**Description of the task:**
Find how many lines in the material contain "Windows"; your answer should be that number alone.
┌──
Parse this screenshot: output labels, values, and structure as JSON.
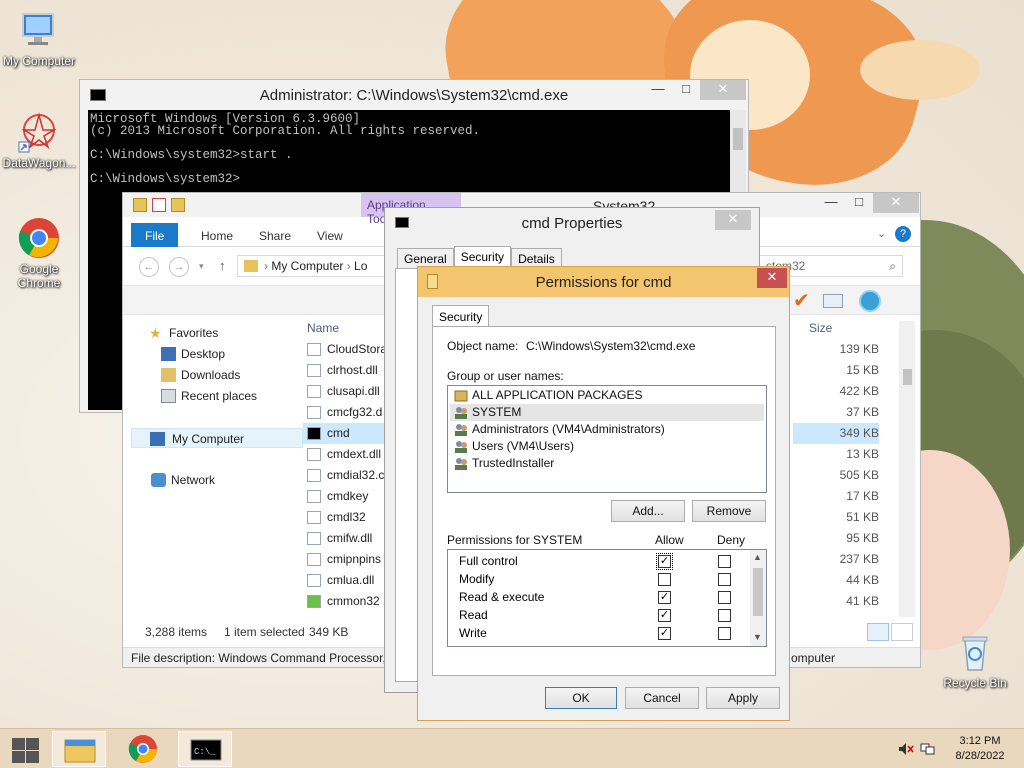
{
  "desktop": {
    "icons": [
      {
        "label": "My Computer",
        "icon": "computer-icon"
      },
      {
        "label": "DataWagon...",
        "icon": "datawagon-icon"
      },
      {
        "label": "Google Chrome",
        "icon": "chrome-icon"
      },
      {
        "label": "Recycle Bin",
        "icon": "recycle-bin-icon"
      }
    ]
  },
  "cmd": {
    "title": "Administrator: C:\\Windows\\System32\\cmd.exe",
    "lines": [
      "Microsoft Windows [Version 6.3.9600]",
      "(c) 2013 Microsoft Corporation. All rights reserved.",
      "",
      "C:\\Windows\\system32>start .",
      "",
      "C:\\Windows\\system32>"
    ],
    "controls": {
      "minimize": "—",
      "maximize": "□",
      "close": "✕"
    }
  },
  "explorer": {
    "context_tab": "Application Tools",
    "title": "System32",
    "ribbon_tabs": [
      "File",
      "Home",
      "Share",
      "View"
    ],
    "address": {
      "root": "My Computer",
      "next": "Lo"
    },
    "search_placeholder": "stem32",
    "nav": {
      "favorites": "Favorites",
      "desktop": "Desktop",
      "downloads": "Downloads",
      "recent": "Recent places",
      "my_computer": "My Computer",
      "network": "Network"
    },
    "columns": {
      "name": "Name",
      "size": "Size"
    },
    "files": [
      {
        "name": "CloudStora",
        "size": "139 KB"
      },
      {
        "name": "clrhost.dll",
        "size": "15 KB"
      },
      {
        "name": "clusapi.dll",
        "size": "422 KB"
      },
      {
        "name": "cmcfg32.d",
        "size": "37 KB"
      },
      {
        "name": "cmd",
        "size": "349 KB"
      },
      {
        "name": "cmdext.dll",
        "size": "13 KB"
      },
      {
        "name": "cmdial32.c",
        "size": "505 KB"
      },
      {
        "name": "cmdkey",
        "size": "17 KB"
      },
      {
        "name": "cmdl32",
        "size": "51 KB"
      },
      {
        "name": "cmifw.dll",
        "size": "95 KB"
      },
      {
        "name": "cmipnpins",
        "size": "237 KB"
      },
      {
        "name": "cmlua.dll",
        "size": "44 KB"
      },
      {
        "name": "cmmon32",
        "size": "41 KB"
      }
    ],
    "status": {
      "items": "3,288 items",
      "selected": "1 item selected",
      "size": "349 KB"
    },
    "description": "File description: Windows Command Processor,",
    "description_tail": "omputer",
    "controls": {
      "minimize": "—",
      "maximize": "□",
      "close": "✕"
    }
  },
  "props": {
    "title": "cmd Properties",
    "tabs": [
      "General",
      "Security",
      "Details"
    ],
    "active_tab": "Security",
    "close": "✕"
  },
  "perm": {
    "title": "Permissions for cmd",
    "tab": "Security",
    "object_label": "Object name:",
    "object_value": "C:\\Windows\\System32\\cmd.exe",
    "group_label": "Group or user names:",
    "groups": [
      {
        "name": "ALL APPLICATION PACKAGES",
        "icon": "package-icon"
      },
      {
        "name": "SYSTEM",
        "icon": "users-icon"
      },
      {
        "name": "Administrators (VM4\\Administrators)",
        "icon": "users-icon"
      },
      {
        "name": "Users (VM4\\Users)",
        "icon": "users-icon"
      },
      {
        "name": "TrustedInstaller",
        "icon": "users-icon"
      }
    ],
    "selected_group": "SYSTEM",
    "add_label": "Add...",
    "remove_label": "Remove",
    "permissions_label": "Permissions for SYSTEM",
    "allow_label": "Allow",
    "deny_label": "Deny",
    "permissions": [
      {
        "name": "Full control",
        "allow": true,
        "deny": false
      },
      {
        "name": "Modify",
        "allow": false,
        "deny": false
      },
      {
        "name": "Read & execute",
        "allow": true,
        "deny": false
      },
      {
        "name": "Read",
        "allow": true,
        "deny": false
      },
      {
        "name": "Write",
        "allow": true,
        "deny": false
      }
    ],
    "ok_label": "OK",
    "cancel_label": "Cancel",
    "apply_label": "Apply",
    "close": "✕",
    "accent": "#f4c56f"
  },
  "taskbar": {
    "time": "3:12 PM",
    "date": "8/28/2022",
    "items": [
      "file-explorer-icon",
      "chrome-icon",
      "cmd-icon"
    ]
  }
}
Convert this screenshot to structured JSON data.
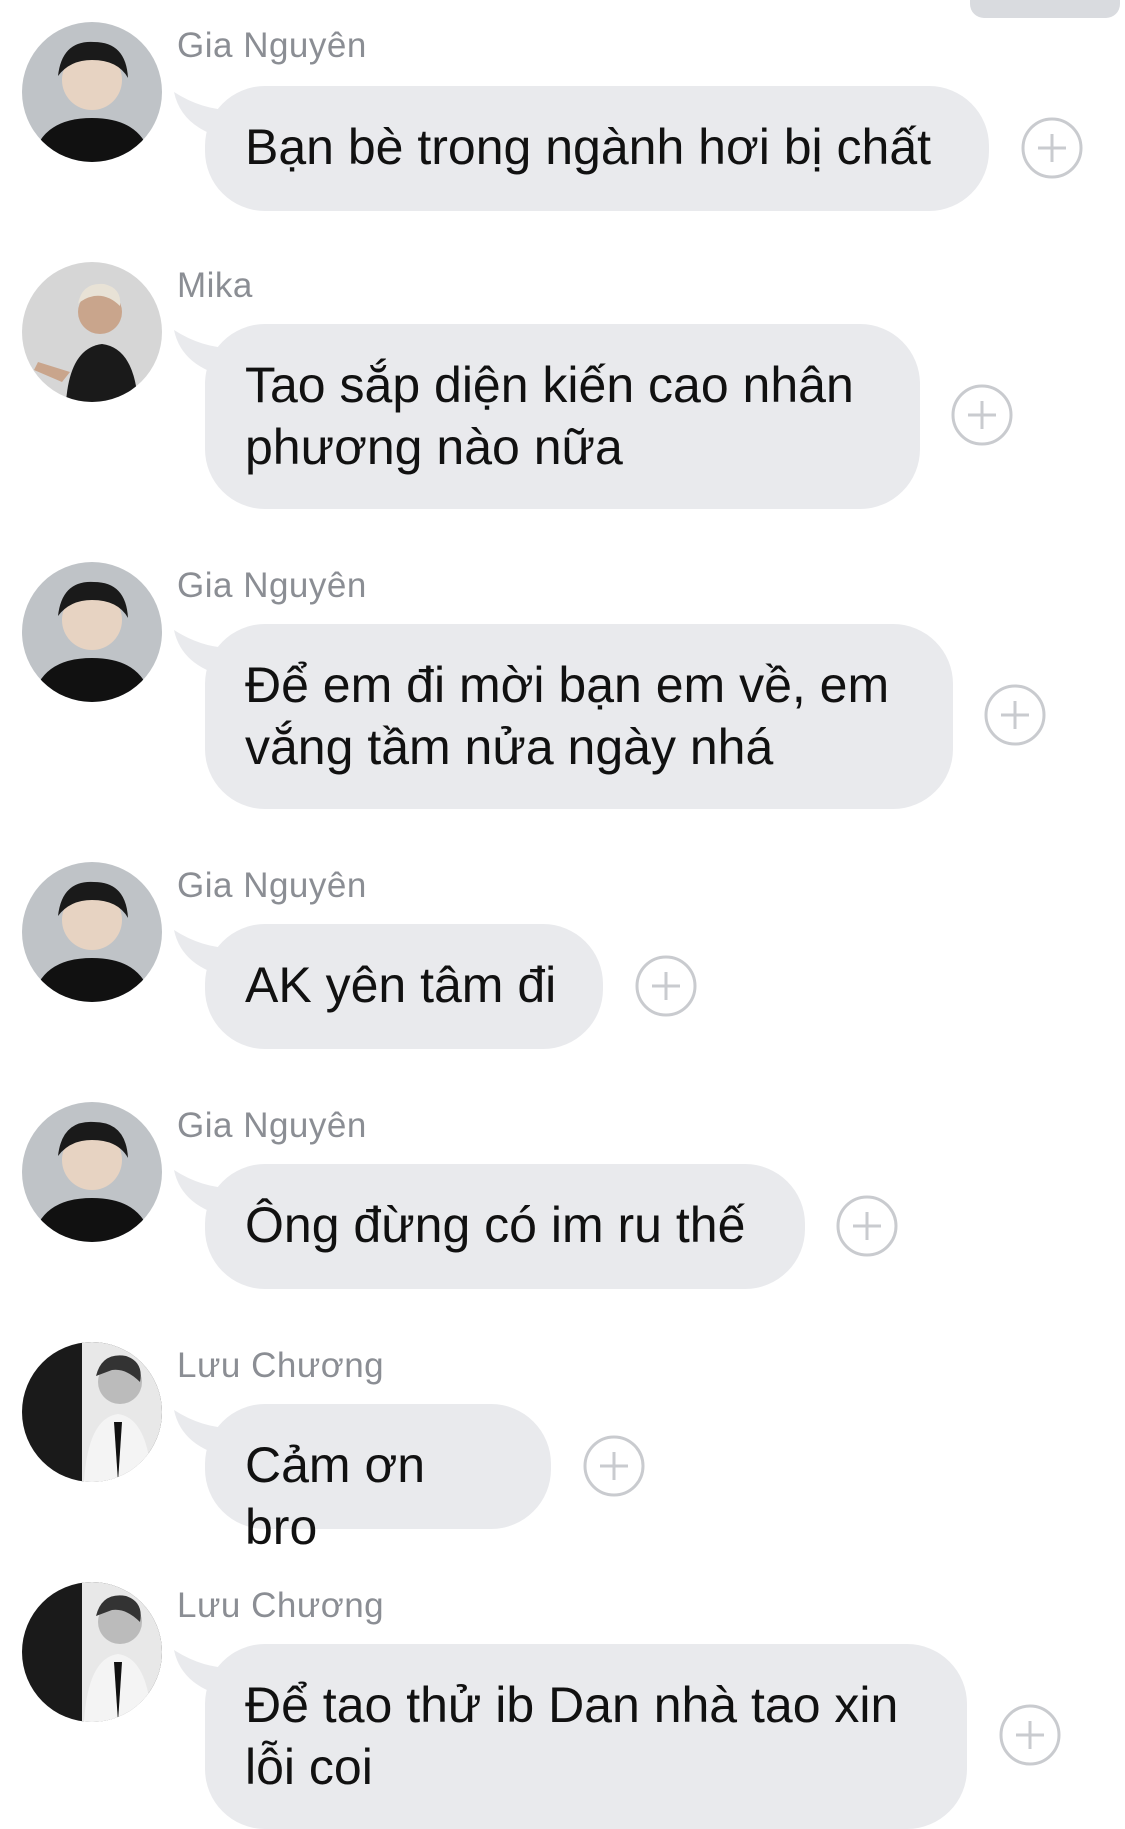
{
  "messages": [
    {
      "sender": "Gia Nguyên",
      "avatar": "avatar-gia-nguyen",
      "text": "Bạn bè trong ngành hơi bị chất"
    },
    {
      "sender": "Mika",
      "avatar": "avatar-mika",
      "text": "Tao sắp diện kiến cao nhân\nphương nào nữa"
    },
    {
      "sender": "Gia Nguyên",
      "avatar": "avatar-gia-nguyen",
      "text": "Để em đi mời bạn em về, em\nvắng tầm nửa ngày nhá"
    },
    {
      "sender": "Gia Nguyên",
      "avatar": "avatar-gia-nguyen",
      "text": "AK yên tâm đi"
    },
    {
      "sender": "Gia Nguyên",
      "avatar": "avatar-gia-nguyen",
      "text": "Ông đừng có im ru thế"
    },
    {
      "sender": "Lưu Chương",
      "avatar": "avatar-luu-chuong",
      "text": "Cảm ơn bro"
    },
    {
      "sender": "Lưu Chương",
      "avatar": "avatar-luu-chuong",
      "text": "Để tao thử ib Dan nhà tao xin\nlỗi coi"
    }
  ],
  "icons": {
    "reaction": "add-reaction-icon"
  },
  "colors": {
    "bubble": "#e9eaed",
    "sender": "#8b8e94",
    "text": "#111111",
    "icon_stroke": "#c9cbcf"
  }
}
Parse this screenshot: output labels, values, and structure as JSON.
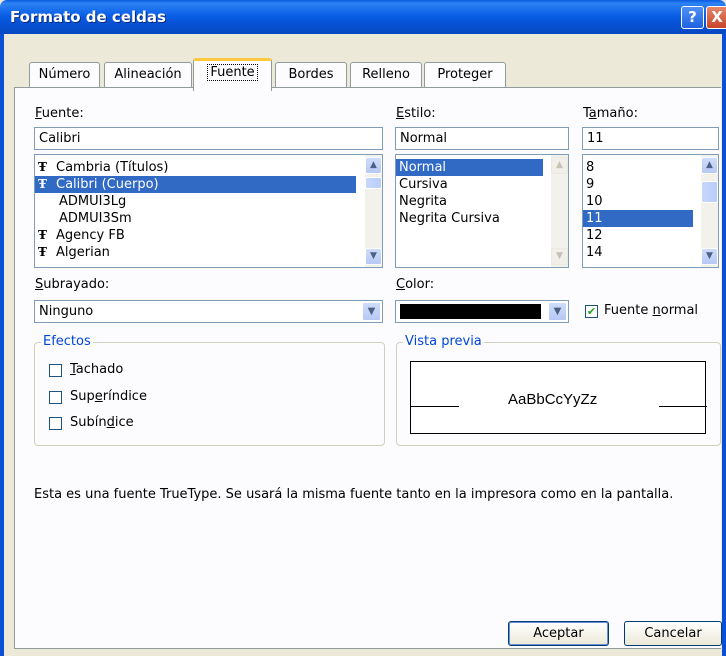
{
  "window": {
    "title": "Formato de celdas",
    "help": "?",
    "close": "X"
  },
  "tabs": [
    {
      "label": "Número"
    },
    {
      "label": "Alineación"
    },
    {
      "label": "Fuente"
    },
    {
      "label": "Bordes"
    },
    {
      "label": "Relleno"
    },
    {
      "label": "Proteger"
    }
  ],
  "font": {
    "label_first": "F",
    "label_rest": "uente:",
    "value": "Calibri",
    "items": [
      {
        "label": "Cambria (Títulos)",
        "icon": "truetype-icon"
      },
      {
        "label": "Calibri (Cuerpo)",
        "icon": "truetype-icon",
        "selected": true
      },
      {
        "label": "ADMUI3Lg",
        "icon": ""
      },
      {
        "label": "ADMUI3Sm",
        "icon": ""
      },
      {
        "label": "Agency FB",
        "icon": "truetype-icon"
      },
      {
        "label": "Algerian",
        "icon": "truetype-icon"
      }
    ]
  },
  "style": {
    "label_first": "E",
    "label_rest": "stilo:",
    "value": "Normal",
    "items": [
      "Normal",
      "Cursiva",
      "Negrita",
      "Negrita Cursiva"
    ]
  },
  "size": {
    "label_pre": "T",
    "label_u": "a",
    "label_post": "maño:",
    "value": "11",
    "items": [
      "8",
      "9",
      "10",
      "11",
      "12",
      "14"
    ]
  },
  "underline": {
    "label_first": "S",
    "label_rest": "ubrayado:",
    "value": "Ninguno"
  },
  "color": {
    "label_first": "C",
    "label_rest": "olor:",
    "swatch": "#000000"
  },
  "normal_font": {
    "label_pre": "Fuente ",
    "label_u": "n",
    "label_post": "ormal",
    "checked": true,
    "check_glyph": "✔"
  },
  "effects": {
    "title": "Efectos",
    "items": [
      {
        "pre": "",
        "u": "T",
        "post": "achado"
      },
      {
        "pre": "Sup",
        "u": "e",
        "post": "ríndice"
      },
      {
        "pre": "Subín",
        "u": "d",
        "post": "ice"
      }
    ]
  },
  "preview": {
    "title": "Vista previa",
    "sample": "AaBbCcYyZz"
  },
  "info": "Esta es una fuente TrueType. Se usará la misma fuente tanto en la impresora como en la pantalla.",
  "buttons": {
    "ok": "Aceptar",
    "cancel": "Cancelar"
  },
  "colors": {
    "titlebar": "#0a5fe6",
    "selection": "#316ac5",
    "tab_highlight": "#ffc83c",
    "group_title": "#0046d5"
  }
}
└──
**Exercise response:**
6